Best AI Note-Taking Tools in 2026 - 5 Compared
Five AI note-taking tools compared on features, pricing, and workflow fit - from meeting recorders to personal knowledge management and local-first vaults.

AI has reshaped note-taking in three distinct directions: automated meeting capture, intelligent personal knowledge management, and AI layers built into existing workspaces. Each direction solves a different problem. Picking the wrong tool means paying for capability you won't use while missing the feature you actually need.
TL;DR
- Granola ($14/month Business) is the best meeting notes tool - no bot joins your calls, captures system audio directly, and works across every platform
- Obsidian with AI plugins is the best choice for private, local-first note-taking - the core app is free, data stays on your machine, and the plugin ecosystem covers everything from semantic search to writing assistance
- Notion AI requires the $20/user/month Business plan but gives the most complete workspace intelligence - AI that understands your databases, linked pages, and connected apps
The five tools covered here - Granola, Notion AI, Mem.ai, Rewind AI, and Obsidian with AI plugins - span the full range: from specialized meeting capture to ambient passive recording to structured workspace AI. One of them (Rewind AI) was bought by Meta in December 2025 and the product is no longer available to new users, which matters if you're reading older recommendations.
Pricing overview
| Tool | Free tier | Paid starts at | Best for |
|---|---|---|---|
| Granola | Unlimited meetings, 14-day history | $14/user/month (Business) | Meeting notes without a bot |
| Notion AI | Trial-only AI on Free/Plus | $20/user/month (Business, AI included) | Full workspace AI in Notion |
| Mem.ai | 25 notes/month | $12/month (Pro) | AI-first PKM, auto-organization |
| Rewind AI | Bought by Meta (Dec 2025) - discontinued | N/A | - |
| Obsidian + plugins | Free (core + Smart Connections base) | $0 BYOK or $14.99/month (Copilot Plus) | Local-first, full data control |
Granola - meeting notes without the bot
Granola's core pitch is a single sentence: no bot joins your calls. Instead of a visible AI notetaker that has to be admitted to your meeting and announced to everyone on the call, Granola runs as a desktop app and captures system audio directly from your Mac or Windows machine. It works on Zoom, Google Meet, Teams, Webex, Slack Huddles, phone calls, and anything else that plays audio through your speakers - because it's capturing OS-level audio, not the meeting API.

— TO DO —
**1.** Summarize the AI note-taking comparison in two sentences.
**2.** Write the next part of the AI note-taking comparison, starting after its last sentence.
The items play no part in this work.

— RAW DATA —
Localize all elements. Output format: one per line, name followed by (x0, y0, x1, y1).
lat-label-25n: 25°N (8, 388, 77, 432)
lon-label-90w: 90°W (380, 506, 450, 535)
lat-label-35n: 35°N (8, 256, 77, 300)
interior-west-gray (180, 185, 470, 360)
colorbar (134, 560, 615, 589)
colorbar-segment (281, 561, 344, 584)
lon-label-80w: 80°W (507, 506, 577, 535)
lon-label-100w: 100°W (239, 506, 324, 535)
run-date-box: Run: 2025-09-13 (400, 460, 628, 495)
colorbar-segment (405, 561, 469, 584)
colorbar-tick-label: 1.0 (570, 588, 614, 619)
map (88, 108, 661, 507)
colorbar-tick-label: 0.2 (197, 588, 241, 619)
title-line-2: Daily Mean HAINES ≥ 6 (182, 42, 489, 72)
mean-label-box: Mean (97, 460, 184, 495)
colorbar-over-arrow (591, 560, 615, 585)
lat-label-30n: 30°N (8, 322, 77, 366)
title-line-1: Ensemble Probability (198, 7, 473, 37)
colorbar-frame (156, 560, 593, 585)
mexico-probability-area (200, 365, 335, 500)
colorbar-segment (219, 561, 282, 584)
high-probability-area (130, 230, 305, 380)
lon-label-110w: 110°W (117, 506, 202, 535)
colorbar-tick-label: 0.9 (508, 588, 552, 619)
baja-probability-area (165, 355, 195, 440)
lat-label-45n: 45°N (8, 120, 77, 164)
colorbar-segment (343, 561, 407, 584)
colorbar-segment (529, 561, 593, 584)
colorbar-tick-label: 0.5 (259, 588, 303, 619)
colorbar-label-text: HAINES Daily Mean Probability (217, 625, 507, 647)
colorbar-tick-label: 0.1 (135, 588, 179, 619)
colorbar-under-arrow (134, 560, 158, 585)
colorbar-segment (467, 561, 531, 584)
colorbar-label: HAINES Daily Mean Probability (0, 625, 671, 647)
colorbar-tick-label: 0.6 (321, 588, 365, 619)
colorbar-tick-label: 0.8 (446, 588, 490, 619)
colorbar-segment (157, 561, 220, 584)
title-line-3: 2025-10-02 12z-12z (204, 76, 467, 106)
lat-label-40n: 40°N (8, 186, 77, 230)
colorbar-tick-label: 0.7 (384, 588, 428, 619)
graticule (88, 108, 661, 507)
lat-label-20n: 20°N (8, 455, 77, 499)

— OUTPUTS IN ORDER —
**1.** The AI note-taking comparison identifies three directions for AI in note-taking: automated meeting capture, intelligent personal knowledge management, and AI layers built into existing workspaces. It compares Granola, Notion AI, Mem.ai, Rewind AI, and Obsidian with AI plugins on features, pricing, and workflow fit, and it rates Granola the best meeting notes tool, Obsidian with AI plugins the best private, local-first choice, and Notion AI the most complete workspace intelligence, while noting that Meta bought Rewind AI in December 2025 and the product is no longer available to new users.

**2.**
The notes output is genuinely good. Granola produces structured summaries with customizable templates, and the "Ask Granola" feature lets you query across all your meeting history in natural language. The free plan covers unlimited meetings with 10+ language support and AI chat, but meeting history is capped at 14 days - older meetings become inaccessible without a paid plan.
The Business tier at $14/user/month adds unlimited meeting history, integrations with Notion, Slack, HubSpot, Attio, and Affinity, MCP server support for connecting AI workflows, and personal API access. The Enterprise tier at $35/user/month adds SSO and org-wide admin controls.
Granola raised a $125 million Series C in March 2026 at a $1.5 billion valuation, co-led by Index Ventures and Kleiner Perkins. Total funding now passes $190 million. Enterprise customers include Vanta, Gusto, Asana, and Mistral AI - the kind of companies that tested meeting note tools internally and decided to buy instead of build.
Meeting AI tools like Granola capture audio without joining calls as a visible participant - a meaningful privacy distinction for client-facing teams.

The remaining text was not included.